• _The problem_: The records that follow are to be repeated exactly, with the pictures removed.

Stored items
[BEGIN]

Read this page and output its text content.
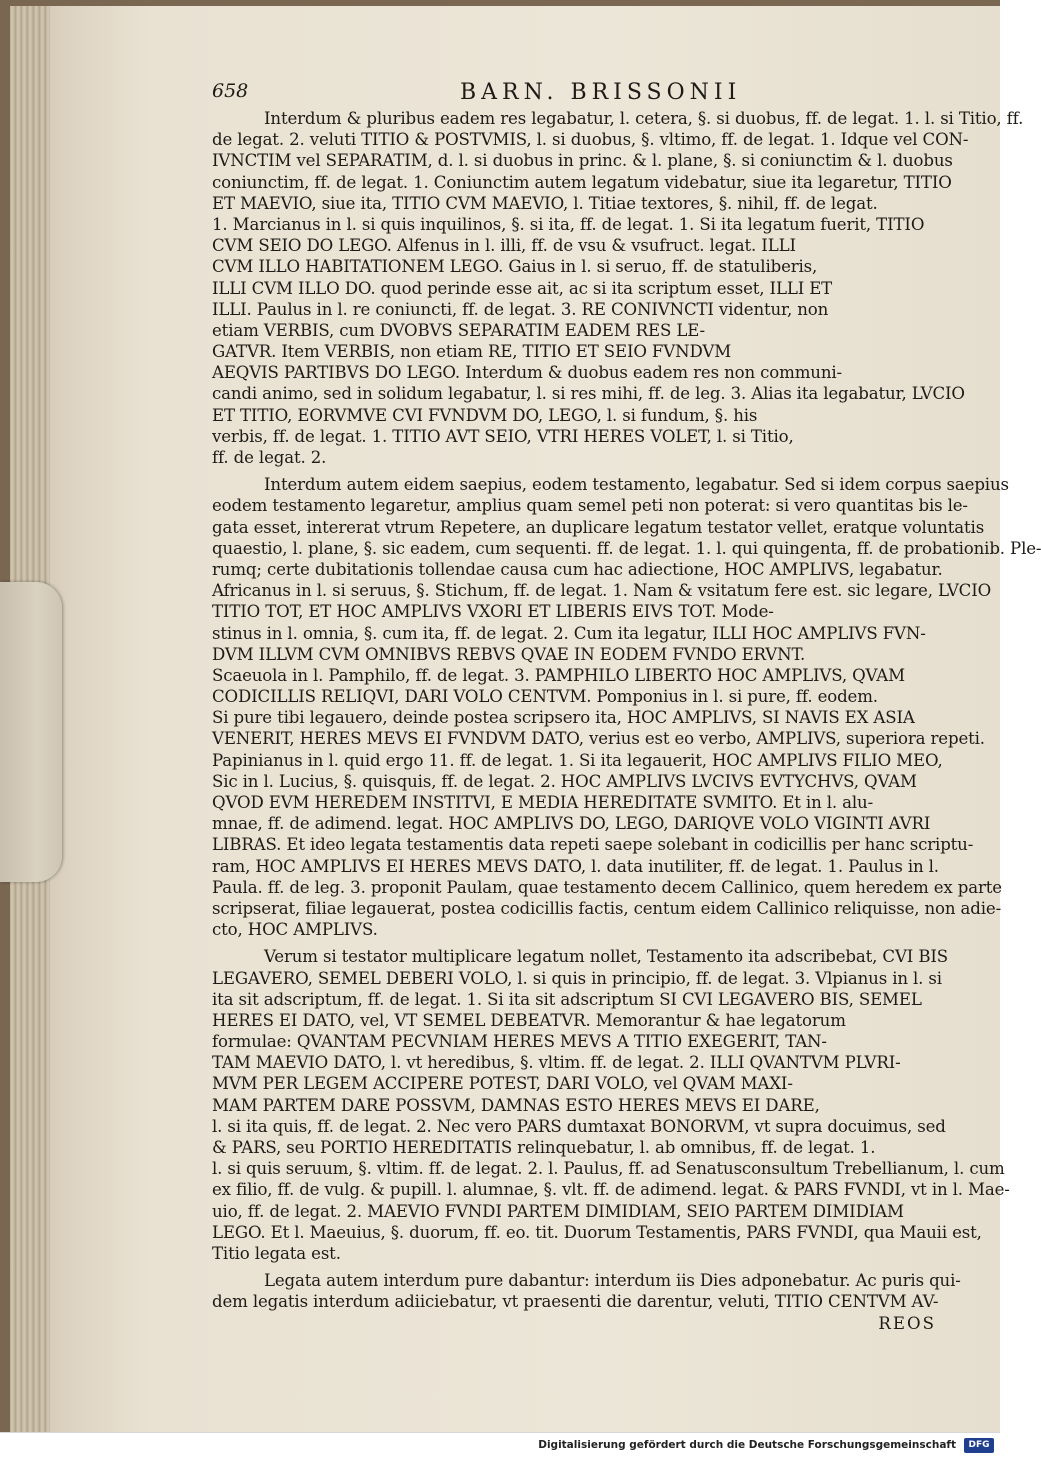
658	BARN. BRISSONII
Interdum & pluribus eadem res legabatur, l. cetera, §. si duobus, ff. de legat. 1. l. si Titio, ff.
de legat. 2. veluti TITIO & POSTVMIS, l. si duobus, §. vltimo, ff. de legat. 1. Idque vel CON-
IVNCTIM vel SEPARATIM, d. l. si duobus in princ. & l. plane, §. si coniunctim & l. duobus
coniunctim, ff. de legat. 1. Coniunctim autem legatum videbatur, siue ita legaretur, TITIO
ET MAEVIO, siue ita, TITIO CVM MAEVIO, l. Titiae textores, §. nihil, ff. de legat.
1. Marcianus in l. si quis inquilinos, §. si ita, ff. de legat. 1. Si ita legatum fuerit, TITIO
CVM SEIO DO LEGO. Alfenus in l. illi, ff. de vsu & vsufruct. legat. ILLI
CVM ILLO HABITATIONEM LEGO. Gaius in l. si seruo, ff. de statuliberis,
ILLI CVM ILLO DO. quod perinde esse ait, ac si ita scriptum esset, ILLI ET
ILLI. Paulus in l. re coniuncti, ff. de legat. 3. RE CONIVNCTI videntur, non
etiam VERBIS, cum DVOBVS SEPARATIM EADEM RES LE-
GATVR. Item VERBIS, non etiam RE, TITIO ET SEIO FVNDVM
AEQVIS PARTIBVS DO LEGO. Interdum & duobus eadem res non communi-
candi animo, sed in solidum legabatur, l. si res mihi, ff. de leg. 3. Alias ita legabatur, LVCIO
ET TITIO, EORVMVE CVI FVNDVM DO, LEGO, l. si fundum, §. his
verbis, ff. de legat. 1. TITIO AVT SEIO, VTRI HERES VOLET, l. si Titio,
ff. de legat. 2.
Interdum autem eidem saepius, eodem testamento, legabatur. Sed si idem corpus saepius
eodem testamento legaretur, amplius quam semel peti non poterat: si vero quantitas bis le-
gata esset, intererat vtrum Repetere, an duplicare legatum testator vellet, eratque voluntatis
quaestio, l. plane, §. sic eadem, cum sequenti. ff. de legat. 1. l. qui quingenta, ff. de probationib. Ple-
rumq; certe dubitationis tollendae causa cum hac adiectione, HOC AMPLIVS, legabatur.
Africanus in l. si seruus, §. Stichum, ff. de legat. 1. Nam & vsitatum fere est. sic legare, LVCIO
TITIO TOT, ET HOC AMPLIVS VXORI ET LIBERIS EIVS TOT. Mode-
stinus in l. omnia, §. cum ita, ff. de legat. 2. Cum ita legatur, ILLI HOC AMPLIVS FVN-
DVM ILLVM CVM OMNIBVS REBVS QVAE IN EODEM FVNDO ERVNT.
Scaeuola in l. Pamphilo, ff. de legat. 3. PAMPHILO LIBERTO HOC AMPLIVS, QVAM
CODICILLIS RELIQVI, DARI VOLO CENTVM. Pomponius in l. si pure, ff. eodem.
Si pure tibi legauero, deinde postea scripsero ita, HOC AMPLIVS, SI NAVIS EX ASIA
VENERIT, HERES MEVS EI FVNDVM DATO, verius est eo verbo, AMPLIVS, superiora repeti.
Papinianus in l. quid ergo 11. ff. de legat. 1. Si ita legauerit, HOC AMPLIVS FILIO MEO,
Sic in l. Lucius, §. quisquis, ff. de legat. 2. HOC AMPLIVS LVCIVS EVTYCHVS, QVAM
QVOD EVM HEREDEM INSTITVI, E MEDIA HEREDITATE SVMITO. Et in l. alu-
mnae, ff. de adimend. legat. HOC AMPLIVS DO, LEGO, DARIQVE VOLO VIGINTI AVRI
LIBRAS. Et ideo legata testamentis data repeti saepe solebant in codicillis per hanc scriptu-
ram, HOC AMPLIVS EI HERES MEVS DATO, l. data inutiliter, ff. de legat. 1. Paulus in l.
Paula. ff. de leg. 3. proponit Paulam, quae testamento decem Callinico, quem heredem ex parte
scripserat, filiae legauerat, postea codicillis factis, centum eidem Callinico reliquisse, non adie-
cto, HOC AMPLIVS.
Verum si testator multiplicare legatum nollet, Testamento ita adscribebat, CVI BIS
LEGAVERO, SEMEL DEBERI VOLO, l. si quis in principio, ff. de legat. 3. Vlpianus in l. si
ita sit adscriptum, ff. de legat. 1. Si ita sit adscriptum SI CVI LEGAVERO BIS, SEMEL
HERES EI DATO, vel, VT SEMEL DEBEATVR. Memorantur & hae legatorum
formulae: QVANTAM PECVNIAM HERES MEVS A TITIO EXEGERIT, TAN-
TAM MAEVIO DATO, l. vt heredibus, §. vltim. ff. de legat. 2. ILLI QVANTVM PLVRI-
MVM PER LEGEM ACCIPERE POTEST, DARI VOLO, vel QVAM MAXI-
MAM PARTEM DARE POSSVM, DAMNAS ESTO HERES MEVS EI DARE,
l. si ita quis, ff. de legat. 2. Nec vero PARS dumtaxat BONORVM, vt supra docuimus, sed
& PARS, seu PORTIO HEREDITATIS relinquebatur, l. ab omnibus, ff. de legat. 1.
l. si quis seruum, §. vltim. ff. de legat. 2. l. Paulus, ff. ad Senatusconsultum Trebellianum, l. cum
ex filio, ff. de vulg. & pupill. l. alumnae, §. vlt. ff. de adimend. legat. & PARS FVNDI, vt in l. Mae-
uio, ff. de legat. 2. MAEVIO FVNDI PARTEM DIMIDIAM, SEIO PARTEM DIMIDIAM
LEGO. Et l. Maeuius, §. duorum, ff. eo. tit. Duorum Testamentis, PARS FVNDI, qua Mauii est,
Titio legata est.
Legata autem interdum pure dabantur: interdum iis Dies adponebatur. Ac puris qui-
dem legatis interdum adiiciebatur, vt praesenti die darentur, veluti, TITIO CENTVM AV-
REOS
Digitalisierung gefördert durch die Deutsche Forschungsgemeinschaft	DFG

[END]

• _Solved problem_:
Read this page and output its text content.
658	BARN. BRISSONII
Interdum & pluribus eadem res legabatur, l. cetera, §. si duobus, ff. de legat. 1. l. si Titio, ff.
de legat. 2. veluti TITIO & POSTVMIS, l. si duobus, §. vltimo, ff. de legat. 1. Idque vel CON-
IVNCTIM vel SEPARATIM, d. l. si duobus in princ. & l. plane, §. si coniunctim & l. duobus
coniunctim, ff. de legat. 1. Coniunctim autem legatum videbatur, siue ita legaretur, TITIO
ET MAEVIO, siue ita, TITIO CVM MAEVIO, l. Titiae textores, §. nihil, ff. de legat.
1. Marcianus in l. si quis inquilinos, §. si ita, ff. de legat. 1. Si ita legatum fuerit, TITIO
CVM SEIO DO LEGO. Alfenus in l. illi, ff. de vsu & vsufruct. legat. ILLI
CVM ILLO HABITATIONEM LEGO. Gaius in l. si seruo, ff. de statuliberis,
ILLI CVM ILLO DO. quod perinde esse ait, ac si ita scriptum esset, ILLI ET
ILLI. Paulus in l. re coniuncti, ff. de legat. 3. RE CONIVNCTI videntur, non
etiam VERBIS, cum DVOBVS SEPARATIM EADEM RES LE-
GATVR. Item VERBIS, non etiam RE, TITIO ET SEIO FVNDVM
AEQVIS PARTIBVS DO LEGO. Interdum & duobus eadem res non communi-
candi animo, sed in solidum legabatur, l. si res mihi, ff. de leg. 3. Alias ita legabatur, LVCIO
ET TITIO, EORVMVE CVI FVNDVM DO, LEGO, l. si fundum, §. his
verbis, ff. de legat. 1. TITIO AVT SEIO, VTRI HERES VOLET, l. si Titio,
ff. de legat. 2.
Interdum autem eidem saepius, eodem testamento, legabatur. Sed si idem corpus saepius
eodem testamento legaretur, amplius quam semel peti non poterat: si vero quantitas bis le-
gata esset, intererat vtrum Repetere, an duplicare legatum testator vellet, eratque voluntatis
quaestio, l. plane, §. sic eadem, cum sequenti. ff. de legat. 1. l. qui quingenta, ff. de probationib. Ple-
rumq; certe dubitationis tollendae causa cum hac adiectione, HOC AMPLIVS, legabatur.
Africanus in l. si seruus, §. Stichum, ff. de legat. 1. Nam & vsitatum fere est. sic legare, LVCIO
TITIO TOT, ET HOC AMPLIVS VXORI ET LIBERIS EIVS TOT. Mode-
stinus in l. omnia, §. cum ita, ff. de legat. 2. Cum ita legatur, ILLI HOC AMPLIVS FVN-
DVM ILLVM CVM OMNIBVS REBVS QVAE IN EODEM FVNDO ERVNT.
Scaeuola in l. Pamphilo, ff. de legat. 3. PAMPHILO LIBERTO HOC AMPLIVS, QVAM
CODICILLIS RELIQVI, DARI VOLO CENTVM. Pomponius in l. si pure, ff. eodem.
Si pure tibi legauero, deinde postea scripsero ita, HOC AMPLIVS, SI NAVIS EX ASIA
VENERIT, HERES MEVS EI FVNDVM DATO, verius est eo verbo, AMPLIVS, superiora repeti.
Papinianus in l. quid ergo 11. ff. de legat. 1. Si ita legauerit, HOC AMPLIVS FILIO MEO,
Sic in l. Lucius, §. quisquis, ff. de legat. 2. HOC AMPLIVS LVCIVS EVTYCHVS, QVAM
QVOD EVM HEREDEM INSTITVI, E MEDIA HEREDITATE SVMITO. Et in l. alu-
mnae, ff. de adimend. legat. HOC AMPLIVS DO, LEGO, DARIQVE VOLO VIGINTI AVRI
LIBRAS. Et ideo legata testamentis data repeti saepe solebant in codicillis per hanc scriptu-
ram, HOC AMPLIVS EI HERES MEVS DATO, l. data inutiliter, ff. de legat. 1. Paulus in l.
Paula. ff. de leg. 3. proponit Paulam, quae testamento decem Callinico, quem heredem ex parte
scripserat, filiae legauerat, postea codicillis factis, centum eidem Callinico reliquisse, non adie-
cto, HOC AMPLIVS.
Verum si testator multiplicare legatum nollet, Testamento ita adscribebat, CVI BIS
LEGAVERO, SEMEL DEBERI VOLO, l. si quis in principio, ff. de legat. 3. Vlpianus in l. si
ita sit adscriptum, ff. de legat. 1. Si ita sit adscriptum SI CVI LEGAVERO BIS, SEMEL
HERES EI DATO, vel, VT SEMEL DEBEATVR. Memorantur & hae legatorum
formulae: QVANTAM PECVNIAM HERES MEVS A TITIO EXEGERIT, TAN-
TAM MAEVIO DATO, l. vt heredibus, §. vltim. ff. de legat. 2. ILLI QVANTVM PLVRI-
MVM PER LEGEM ACCIPERE POTEST, DARI VOLO, vel QVAM MAXI-
MAM PARTEM DARE POSSVM, DAMNAS ESTO HERES MEVS EI DARE,
l. si ita quis, ff. de legat. 2. Nec vero PARS dumtaxat BONORVM, vt supra docuimus, sed
& PARS, seu PORTIO HEREDITATIS relinquebatur, l. ab omnibus, ff. de legat. 1.
l. si quis seruum, §. vltim. ff. de legat. 2. l. Paulus, ff. ad Senatusconsultum Trebellianum, l. cum
ex filio, ff. de vulg. & pupill. l. alumnae, §. vlt. ff. de adimend. legat. & PARS FVNDI, vt in l. Mae-
uio, ff. de legat. 2. MAEVIO FVNDI PARTEM DIMIDIAM, SEIO PARTEM DIMIDIAM
LEGO. Et l. Maeuius, §. duorum, ff. eo. tit. Duorum Testamentis, PARS FVNDI, qua Mauii est,
Titio legata est.
Legata autem interdum pure dabantur: interdum iis Dies adponebatur. Ac puris qui-
dem legatis interdum adiiciebatur, vt praesenti die darentur, veluti, TITIO CENTVM AV-
REOS
Digitalisierung gefördert durch die Deutsche Forschungsgemeinschaft	DFG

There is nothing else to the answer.